[Records about charts and figures]
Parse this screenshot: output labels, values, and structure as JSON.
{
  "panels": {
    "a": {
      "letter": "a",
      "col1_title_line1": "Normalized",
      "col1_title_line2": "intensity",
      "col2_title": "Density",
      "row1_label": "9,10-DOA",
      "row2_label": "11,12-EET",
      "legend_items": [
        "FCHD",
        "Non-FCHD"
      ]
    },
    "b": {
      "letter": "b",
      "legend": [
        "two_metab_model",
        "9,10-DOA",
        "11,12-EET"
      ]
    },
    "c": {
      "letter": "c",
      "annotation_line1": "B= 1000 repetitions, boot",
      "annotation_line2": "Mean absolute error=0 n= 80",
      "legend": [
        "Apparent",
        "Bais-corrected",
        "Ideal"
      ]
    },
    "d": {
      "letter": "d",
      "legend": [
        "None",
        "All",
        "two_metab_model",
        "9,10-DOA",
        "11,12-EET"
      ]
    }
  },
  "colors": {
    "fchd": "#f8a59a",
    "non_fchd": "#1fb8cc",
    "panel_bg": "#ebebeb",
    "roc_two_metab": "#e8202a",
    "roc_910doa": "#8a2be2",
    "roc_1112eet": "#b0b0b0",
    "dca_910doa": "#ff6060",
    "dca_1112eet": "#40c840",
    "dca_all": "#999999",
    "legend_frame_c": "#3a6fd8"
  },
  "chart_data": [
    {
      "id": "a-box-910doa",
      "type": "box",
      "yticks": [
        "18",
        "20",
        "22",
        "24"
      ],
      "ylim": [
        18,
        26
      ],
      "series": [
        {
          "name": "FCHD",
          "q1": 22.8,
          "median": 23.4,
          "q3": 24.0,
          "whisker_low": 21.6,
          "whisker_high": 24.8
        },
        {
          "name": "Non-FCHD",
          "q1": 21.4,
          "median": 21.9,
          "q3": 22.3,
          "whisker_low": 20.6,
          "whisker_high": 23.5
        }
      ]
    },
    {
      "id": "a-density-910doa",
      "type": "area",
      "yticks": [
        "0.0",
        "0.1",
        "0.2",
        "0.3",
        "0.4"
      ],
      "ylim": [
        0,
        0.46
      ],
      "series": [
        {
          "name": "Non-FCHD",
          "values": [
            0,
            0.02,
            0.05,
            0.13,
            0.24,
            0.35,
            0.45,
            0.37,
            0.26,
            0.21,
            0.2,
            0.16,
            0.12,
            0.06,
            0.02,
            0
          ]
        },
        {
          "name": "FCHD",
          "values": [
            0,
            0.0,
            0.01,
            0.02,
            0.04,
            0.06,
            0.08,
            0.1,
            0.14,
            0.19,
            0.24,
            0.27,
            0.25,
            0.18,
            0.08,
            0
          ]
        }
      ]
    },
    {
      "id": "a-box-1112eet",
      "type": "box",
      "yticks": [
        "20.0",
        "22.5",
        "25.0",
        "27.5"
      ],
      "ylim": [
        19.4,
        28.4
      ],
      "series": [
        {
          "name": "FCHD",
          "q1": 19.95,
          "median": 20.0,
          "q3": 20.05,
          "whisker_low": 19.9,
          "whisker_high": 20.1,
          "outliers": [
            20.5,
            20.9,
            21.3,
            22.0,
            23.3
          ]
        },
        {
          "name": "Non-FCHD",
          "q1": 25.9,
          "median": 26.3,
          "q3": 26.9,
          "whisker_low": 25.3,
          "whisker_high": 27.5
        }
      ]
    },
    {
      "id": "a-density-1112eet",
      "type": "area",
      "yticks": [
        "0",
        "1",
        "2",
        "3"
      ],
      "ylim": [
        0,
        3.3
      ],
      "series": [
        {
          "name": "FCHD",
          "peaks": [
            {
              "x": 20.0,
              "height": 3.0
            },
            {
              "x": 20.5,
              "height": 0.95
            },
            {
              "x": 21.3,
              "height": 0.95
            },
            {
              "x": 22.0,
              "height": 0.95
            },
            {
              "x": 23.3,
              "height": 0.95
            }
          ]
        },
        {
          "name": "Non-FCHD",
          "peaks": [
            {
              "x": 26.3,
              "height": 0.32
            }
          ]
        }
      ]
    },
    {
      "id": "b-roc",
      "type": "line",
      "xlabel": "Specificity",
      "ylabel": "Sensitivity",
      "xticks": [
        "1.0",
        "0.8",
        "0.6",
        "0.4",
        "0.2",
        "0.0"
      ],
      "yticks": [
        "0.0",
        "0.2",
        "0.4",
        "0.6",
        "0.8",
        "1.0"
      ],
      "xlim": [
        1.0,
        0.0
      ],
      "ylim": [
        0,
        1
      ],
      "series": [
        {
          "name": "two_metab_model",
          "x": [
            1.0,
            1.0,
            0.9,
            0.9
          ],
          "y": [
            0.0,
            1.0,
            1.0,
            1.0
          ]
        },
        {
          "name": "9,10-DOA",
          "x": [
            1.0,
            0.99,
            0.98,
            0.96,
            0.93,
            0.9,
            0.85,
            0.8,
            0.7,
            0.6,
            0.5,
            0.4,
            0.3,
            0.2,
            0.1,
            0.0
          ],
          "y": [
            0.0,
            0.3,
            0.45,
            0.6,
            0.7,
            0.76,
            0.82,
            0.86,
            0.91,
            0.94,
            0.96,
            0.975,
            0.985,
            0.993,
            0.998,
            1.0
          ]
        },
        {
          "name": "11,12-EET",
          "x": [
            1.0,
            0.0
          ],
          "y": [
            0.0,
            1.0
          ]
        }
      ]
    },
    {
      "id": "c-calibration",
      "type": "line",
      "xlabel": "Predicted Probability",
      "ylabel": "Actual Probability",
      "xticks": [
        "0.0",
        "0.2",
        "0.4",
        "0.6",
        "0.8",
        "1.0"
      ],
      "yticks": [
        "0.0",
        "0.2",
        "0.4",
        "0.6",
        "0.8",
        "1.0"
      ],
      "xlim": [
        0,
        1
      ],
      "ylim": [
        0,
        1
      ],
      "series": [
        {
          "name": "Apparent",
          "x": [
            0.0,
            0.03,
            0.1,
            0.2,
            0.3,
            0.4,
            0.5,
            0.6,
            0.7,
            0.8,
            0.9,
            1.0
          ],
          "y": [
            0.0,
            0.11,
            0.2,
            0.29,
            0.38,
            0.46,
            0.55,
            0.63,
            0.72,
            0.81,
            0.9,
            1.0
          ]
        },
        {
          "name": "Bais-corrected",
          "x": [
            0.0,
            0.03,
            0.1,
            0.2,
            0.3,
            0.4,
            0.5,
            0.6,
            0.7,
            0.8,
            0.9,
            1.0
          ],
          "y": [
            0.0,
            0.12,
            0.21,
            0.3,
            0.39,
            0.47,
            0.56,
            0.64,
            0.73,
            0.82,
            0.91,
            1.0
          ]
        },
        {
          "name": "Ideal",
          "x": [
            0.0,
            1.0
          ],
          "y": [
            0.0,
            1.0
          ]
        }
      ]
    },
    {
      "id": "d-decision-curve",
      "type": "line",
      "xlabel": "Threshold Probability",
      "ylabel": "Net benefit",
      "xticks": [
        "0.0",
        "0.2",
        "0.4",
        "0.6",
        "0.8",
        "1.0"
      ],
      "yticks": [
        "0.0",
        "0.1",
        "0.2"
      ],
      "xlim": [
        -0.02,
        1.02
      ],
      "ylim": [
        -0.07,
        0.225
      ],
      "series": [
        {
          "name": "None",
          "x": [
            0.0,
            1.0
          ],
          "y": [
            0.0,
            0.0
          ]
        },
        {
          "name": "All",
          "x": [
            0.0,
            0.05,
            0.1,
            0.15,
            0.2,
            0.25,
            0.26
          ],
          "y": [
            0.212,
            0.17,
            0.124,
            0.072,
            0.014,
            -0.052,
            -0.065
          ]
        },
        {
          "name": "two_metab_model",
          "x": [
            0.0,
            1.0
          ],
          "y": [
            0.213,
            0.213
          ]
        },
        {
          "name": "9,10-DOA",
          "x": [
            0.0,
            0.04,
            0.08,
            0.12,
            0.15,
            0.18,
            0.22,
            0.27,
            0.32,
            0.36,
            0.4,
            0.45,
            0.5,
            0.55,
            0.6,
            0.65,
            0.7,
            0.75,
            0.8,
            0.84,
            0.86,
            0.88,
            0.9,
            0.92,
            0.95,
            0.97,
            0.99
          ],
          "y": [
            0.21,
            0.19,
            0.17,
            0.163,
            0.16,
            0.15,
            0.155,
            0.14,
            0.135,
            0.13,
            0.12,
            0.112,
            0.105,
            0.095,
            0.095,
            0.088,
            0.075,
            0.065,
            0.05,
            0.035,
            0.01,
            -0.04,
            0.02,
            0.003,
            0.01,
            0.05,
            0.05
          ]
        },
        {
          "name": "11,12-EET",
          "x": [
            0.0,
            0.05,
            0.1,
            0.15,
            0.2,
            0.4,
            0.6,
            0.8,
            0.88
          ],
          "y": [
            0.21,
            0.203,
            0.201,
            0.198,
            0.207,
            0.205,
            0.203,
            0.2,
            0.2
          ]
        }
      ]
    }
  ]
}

- EXERCISE PROMPT -
In the material above, find each line that contains the word "ylabel", and select it.

- FULL SOLUTION -
      "ylabel": "Sensitivity",
      "ylabel": "Actual Probability",
      "ylabel": "Net benefit",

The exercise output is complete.